## RAW RECORDS
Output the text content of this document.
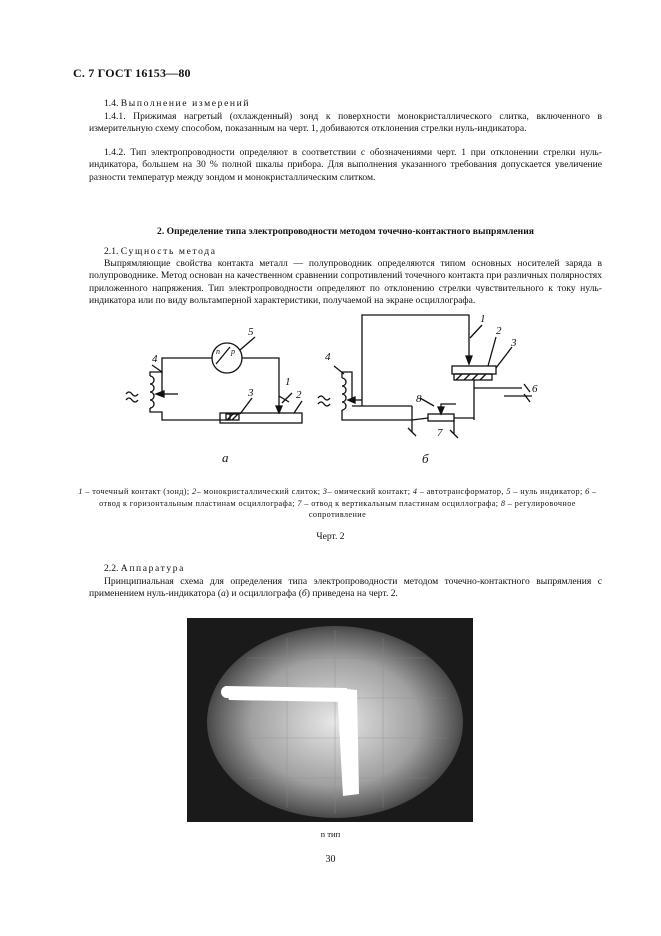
С. 7 ГОСТ 16153—80
1.4. Выполнение измерений
1.4.1. Прижимая нагретый (охлажденный) зонд к поверхности монокристаллического слитка, включенного в измерительную схему способом, показанным на черт. 1, добиваются отклонения стрелки нуль-индикатора.
1.4.2. Тип электропроводности определяют в соответствии с обозначениями черт. 1 при отклонении стрелки нуль-индикатора, большем на 30 % полной шкалы прибора. Для выполнения указанного требования допускается увеличение разности температур между зондом и монокристаллическим слитком.
2. Определение типа электропроводности методом точечно-контактного выпрямления
2.1. Сущность метода
Выпрямляющие свойства контакта металл — полупроводник определяются типом основных носителей заряда в полупроводнике. Метод основан на качественном сравнении сопротивлений точечного контакта при различных полярностях приложенного напряжения. Тип электропроводности определяют по отклонению стрелки чувствительного к току нуль-индикатора или по виду вольтамперной характеристики, получаемой на экране осциллографа.
5
n p
4
1
2
3
а
4
1
2
3
6
8
7
б
1 – точечный контакт (зонд); 2– монокристаллический слиток; 3– омический контакт; 4 – автотрансформатор, 5 – нуль индикатор; 6 – отвод к горизонтальным пластинам осциллографа; 7 – отвод к вертикальным пластинам осциллографа; 8 – регулировочное сопротивление
Черт. 2
2.2. Аппаратура
Принципиальная схема для определения типа электропроводности методом точечно-контактного выпрямления с применением нуль-индикатора (а) и осциллографа (б) приведена на черт. 2.
n тип
30
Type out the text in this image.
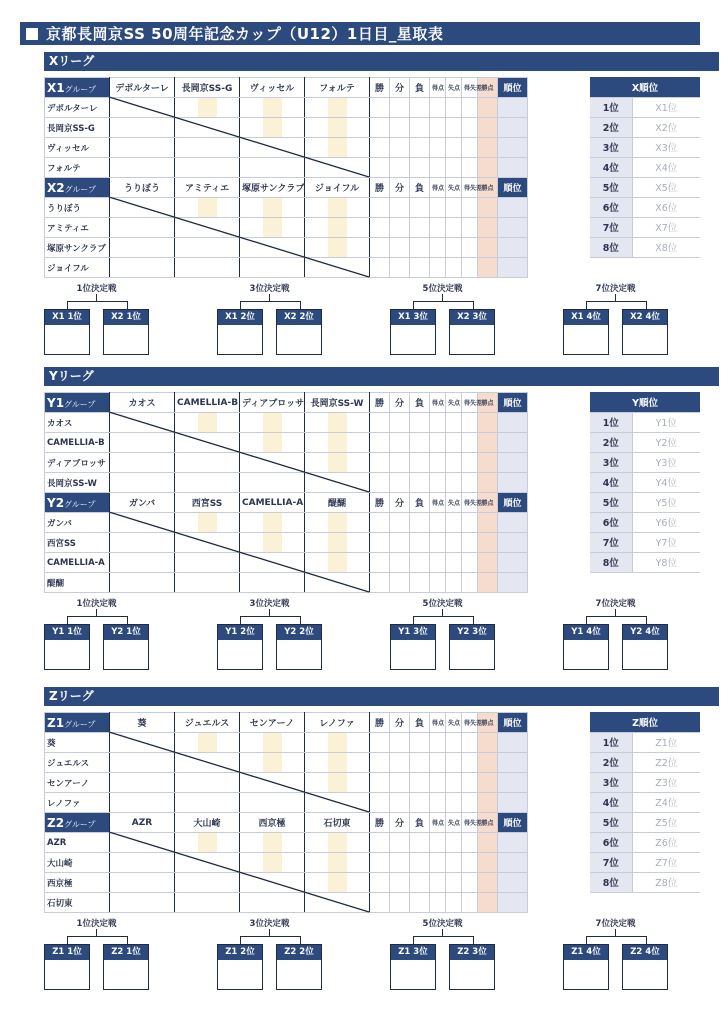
京都長岡京SS 50周年記念カップ（U12）1日目_星取表
Xリーグ
X1グループ	デポルターレ	長岡京SS-G	ヴィッセル	フォルテ	勝	分	負	得点	失点	得失差	勝点	順位
デポルターレ												
長岡京SS-G												
ヴィッセル												
フォルテ												
X2グループ	うりぼう	アミティエ	塚原サンクラブ	ジョイフル	勝	分	負	得点	失点	得失差	勝点	順位
うりぼう												
アミティエ												
塚原サンクラブ												
ジョイフル												
X順位	
1位	X1位
2位	X2位
3位	X3位
4位	X4位
5位	X5位
6位	X6位
7位	X7位
8位	X8位
1位決定戦
X1 1位	X2 1位
3位決定戦
X1 2位	X2 2位
5位決定戦
X1 3位	X2 3位
7位決定戦
X1 4位	X2 4位
Yリーグ
Y1グループ	カオス	CAMELLIA-B	ディアブロッサ	長岡京SS-W	勝	分	負	得点	失点	得失差	勝点	順位
カオス												
CAMELLIA-B												
ディアブロッサ												
長岡京SS-W												
Y2グループ	ガンバ	西宮SS	CAMELLIA-A	醍醐	勝	分	負	得点	失点	得失差	勝点	順位
ガンバ												
西宮SS												
CAMELLIA-A												
醍醐												
Y順位	
1位	Y1位
2位	Y2位
3位	Y3位
4位	Y4位
5位	Y5位
6位	Y6位
7位	Y7位
8位	Y8位
1位決定戦
Y1 1位	Y2 1位
3位決定戦
Y1 2位	Y2 2位
5位決定戦
Y1 3位	Y2 3位
7位決定戦
Y1 4位	Y2 4位
Zリーグ
Z1グループ	葵	ジュエルス	センアーノ	レノファ	勝	分	負	得点	失点	得失差	勝点	順位
葵												
ジュエルス												
センアーノ												
レノファ												
Z2グループ	AZR	大山崎	西京極	石切東	勝	分	負	得点	失点	得失差	勝点	順位
AZR												
大山崎												
西京極												
石切東												
Z順位	
1位	Z1位
2位	Z2位
3位	Z3位
4位	Z4位
5位	Z5位
6位	Z6位
7位	Z7位
8位	Z8位
1位決定戦
Z1 1位	Z2 1位
3位決定戦
Z1 2位	Z2 2位
5位決定戦
Z1 3位	Z2 3位
7位決定戦
Z1 4位	Z2 4位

## WHAT IS NEEDED
Omit the pictures and restate the rest of the records verbatim.

## OUTPUT
Output the text content of this document.
С. 7 ГОСТ 16153—80
1.4. Выполнение измерений
1.4.1. Прижимая нагретый (охлажденный) зонд к поверхности монокристаллического слитка, включенного в измерительную схему способом, показанным на черт. 1, добиваются отклонения стрелки нуль-индикатора.
1.4.2. Тип электропроводности определяют в соответствии с обозначениями черт. 1 при отклонении стрелки нуль-индикатора, большем на 30 % полной шкалы прибора. Для выполнения указанного требования допускается увеличение разности температур между зондом и монокристаллическим слитком.
2. Определение типа электропроводности методом точечно-контактного выпрямления
2.1. Сущность метода
Выпрямляющие свойства контакта металл — полупроводник определяются типом основных носителей заряда в полупроводнике. Метод основан на качественном сравнении сопротивлений точечного контакта при различных полярностях приложенного напряжения. Тип электропроводности определяют по отклонению стрелки чувствительного к току нуль-индикатора или по виду вольтамперной характеристики, получаемой на экране осциллографа.
5
n p
4
1
2
3
а
4
1
2
3
6
8
7
б
1 – точечный контакт (зонд); 2– монокристаллический слиток; 3– омический контакт; 4 – автотрансформатор, 5 – нуль индикатор; 6 – отвод к горизонтальным пластинам осциллографа; 7 – отвод к вертикальным пластинам осциллографа; 8 – регулировочное сопротивление
Черт. 2
2.2. Аппаратура
Принципиальная схема для определения типа электропроводности методом точечно-контактного выпрямления с применением нуль-индикатора (а) и осциллографа (б) приведена на черт. 2.
n тип
30
Type out the text in this image.
京都長岡京SS 50周年記念カップ（U12）1日目_星取表
Xリーグ
X1グループ	デポルターレ	長岡京SS-G	ヴィッセル	フォルテ	勝	分	負	得点	失点	得失差	勝点	順位
デポルターレ												
長岡京SS-G												
ヴィッセル												
フォルテ												
X2グループ	うりぼう	アミティエ	塚原サンクラブ	ジョイフル	勝	分	負	得点	失点	得失差	勝点	順位
うりぼう												
アミティエ												
塚原サンクラブ												
ジョイフル												
X順位	
1位	X1位
2位	X2位
3位	X3位
4位	X4位
5位	X5位
6位	X6位
7位	X7位
8位	X8位
1位決定戦
X1 1位	X2 1位
3位決定戦
X1 2位	X2 2位
5位決定戦
X1 3位	X2 3位
7位決定戦
X1 4位	X2 4位
Yリーグ
Y1グループ	カオス	CAMELLIA-B	ディアブロッサ	長岡京SS-W	勝	分	負	得点	失点	得失差	勝点	順位
カオス												
CAMELLIA-B												
ディアブロッサ												
長岡京SS-W												
Y2グループ	ガンバ	西宮SS	CAMELLIA-A	醍醐	勝	分	負	得点	失点	得失差	勝点	順位
ガンバ												
西宮SS												
CAMELLIA-A												
醍醐												
Y順位	
1位	Y1位
2位	Y2位
3位	Y3位
4位	Y4位
5位	Y5位
6位	Y6位
7位	Y7位
8位	Y8位
1位決定戦
Y1 1位	Y2 1位
3位決定戦
Y1 2位	Y2 2位
5位決定戦
Y1 3位	Y2 3位
7位決定戦
Y1 4位	Y2 4位
Zリーグ
Z1グループ	葵	ジュエルス	センアーノ	レノファ	勝	分	負	得点	失点	得失差	勝点	順位
葵												
ジュエルス												
センアーノ												
レノファ												
Z2グループ	AZR	大山崎	西京極	石切東	勝	分	負	得点	失点	得失差	勝点	順位
AZR												
大山崎												
西京極												
石切東												
Z順位	
1位	Z1位
2位	Z2位
3位	Z3位
4位	Z4位
5位	Z5位
6位	Z6位
7位	Z7位
8位	Z8位
1位決定戦
Z1 1位	Z2 1位
3位決定戦
Z1 2位	Z2 2位
5位決定戦
Z1 3位	Z2 3位
7位決定戦
Z1 4位	Z2 4位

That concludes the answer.